▸ Aim of the task
Would you write out the entries below, every one of them, exactly?

▸ Task input
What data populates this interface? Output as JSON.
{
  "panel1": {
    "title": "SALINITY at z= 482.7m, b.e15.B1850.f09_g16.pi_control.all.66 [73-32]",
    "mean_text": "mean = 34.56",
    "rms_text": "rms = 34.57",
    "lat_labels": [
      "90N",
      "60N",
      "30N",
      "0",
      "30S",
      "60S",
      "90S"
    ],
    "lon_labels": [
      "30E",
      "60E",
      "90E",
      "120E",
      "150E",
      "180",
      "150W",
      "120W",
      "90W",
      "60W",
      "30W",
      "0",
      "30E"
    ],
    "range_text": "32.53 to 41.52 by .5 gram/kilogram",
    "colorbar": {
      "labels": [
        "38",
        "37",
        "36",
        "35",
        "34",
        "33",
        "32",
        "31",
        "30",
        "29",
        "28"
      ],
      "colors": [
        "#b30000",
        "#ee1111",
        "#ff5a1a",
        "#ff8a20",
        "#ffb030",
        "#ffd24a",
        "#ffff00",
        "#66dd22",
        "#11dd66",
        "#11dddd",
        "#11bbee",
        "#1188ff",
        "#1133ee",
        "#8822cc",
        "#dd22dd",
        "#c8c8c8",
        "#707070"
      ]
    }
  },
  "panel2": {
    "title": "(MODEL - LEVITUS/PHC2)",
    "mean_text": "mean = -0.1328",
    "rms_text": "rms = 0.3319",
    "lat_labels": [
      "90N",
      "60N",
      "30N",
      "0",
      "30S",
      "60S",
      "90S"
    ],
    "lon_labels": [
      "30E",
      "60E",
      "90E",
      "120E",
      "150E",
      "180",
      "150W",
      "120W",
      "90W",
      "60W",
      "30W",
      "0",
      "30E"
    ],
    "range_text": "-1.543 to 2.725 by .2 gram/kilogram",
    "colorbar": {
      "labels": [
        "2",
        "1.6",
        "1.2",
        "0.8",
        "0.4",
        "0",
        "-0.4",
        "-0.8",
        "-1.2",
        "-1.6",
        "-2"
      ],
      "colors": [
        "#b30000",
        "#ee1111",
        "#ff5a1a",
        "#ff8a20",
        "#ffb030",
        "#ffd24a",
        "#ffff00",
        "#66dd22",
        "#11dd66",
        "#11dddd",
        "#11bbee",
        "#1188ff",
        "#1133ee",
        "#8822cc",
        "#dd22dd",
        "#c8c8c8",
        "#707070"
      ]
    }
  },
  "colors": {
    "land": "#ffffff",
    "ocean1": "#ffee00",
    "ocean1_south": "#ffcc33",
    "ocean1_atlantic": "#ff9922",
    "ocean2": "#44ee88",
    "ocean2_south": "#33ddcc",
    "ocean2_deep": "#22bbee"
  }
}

▸ Answer for the task
What data populates this interface? Output as JSON.
{
  "panel1": {
    "title": "SALINITY at z= 482.7m, b.e15.B1850.f09_g16.pi_control.all.66 [73-32]",
    "mean_text": "mean = 34.56",
    "rms_text": "rms = 34.57",
    "lat_labels": [
      "90N",
      "60N",
      "30N",
      "0",
      "30S",
      "60S",
      "90S"
    ],
    "lon_labels": [
      "30E",
      "60E",
      "90E",
      "120E",
      "150E",
      "180",
      "150W",
      "120W",
      "90W",
      "60W",
      "30W",
      "0",
      "30E"
    ],
    "range_text": "32.53 to 41.52 by .5 gram/kilogram",
    "colorbar": {
      "labels": [
        "38",
        "37",
        "36",
        "35",
        "34",
        "33",
        "32",
        "31",
        "30",
        "29",
        "28"
      ],
      "colors": [
        "#b30000",
        "#ee1111",
        "#ff5a1a",
        "#ff8a20",
        "#ffb030",
        "#ffd24a",
        "#ffff00",
        "#66dd22",
        "#11dd66",
        "#11dddd",
        "#11bbee",
        "#1188ff",
        "#1133ee",
        "#8822cc",
        "#dd22dd",
        "#c8c8c8",
        "#707070"
      ]
    }
  },
  "panel2": {
    "title": "(MODEL - LEVITUS/PHC2)",
    "mean_text": "mean = -0.1328",
    "rms_text": "rms = 0.3319",
    "lat_labels": [
      "90N",
      "60N",
      "30N",
      "0",
      "30S",
      "60S",
      "90S"
    ],
    "lon_labels": [
      "30E",
      "60E",
      "90E",
      "120E",
      "150E",
      "180",
      "150W",
      "120W",
      "90W",
      "60W",
      "30W",
      "0",
      "30E"
    ],
    "range_text": "-1.543 to 2.725 by .2 gram/kilogram",
    "colorbar": {
      "labels": [
        "2",
        "1.6",
        "1.2",
        "0.8",
        "0.4",
        "0",
        "-0.4",
        "-0.8",
        "-1.2",
        "-1.6",
        "-2"
      ],
      "colors": [
        "#b30000",
        "#ee1111",
        "#ff5a1a",
        "#ff8a20",
        "#ffb030",
        "#ffd24a",
        "#ffff00",
        "#66dd22",
        "#11dd66",
        "#11dddd",
        "#11bbee",
        "#1188ff",
        "#1133ee",
        "#8822cc",
        "#dd22dd",
        "#c8c8c8",
        "#707070"
      ]
    }
  },
  "colors": {
    "land": "#ffffff",
    "ocean1": "#ffee00",
    "ocean1_south": "#ffcc33",
    "ocean1_atlantic": "#ff9922",
    "ocean2": "#44ee88",
    "ocean2_south": "#33ddcc",
    "ocean2_deep": "#22bbee"
  }
}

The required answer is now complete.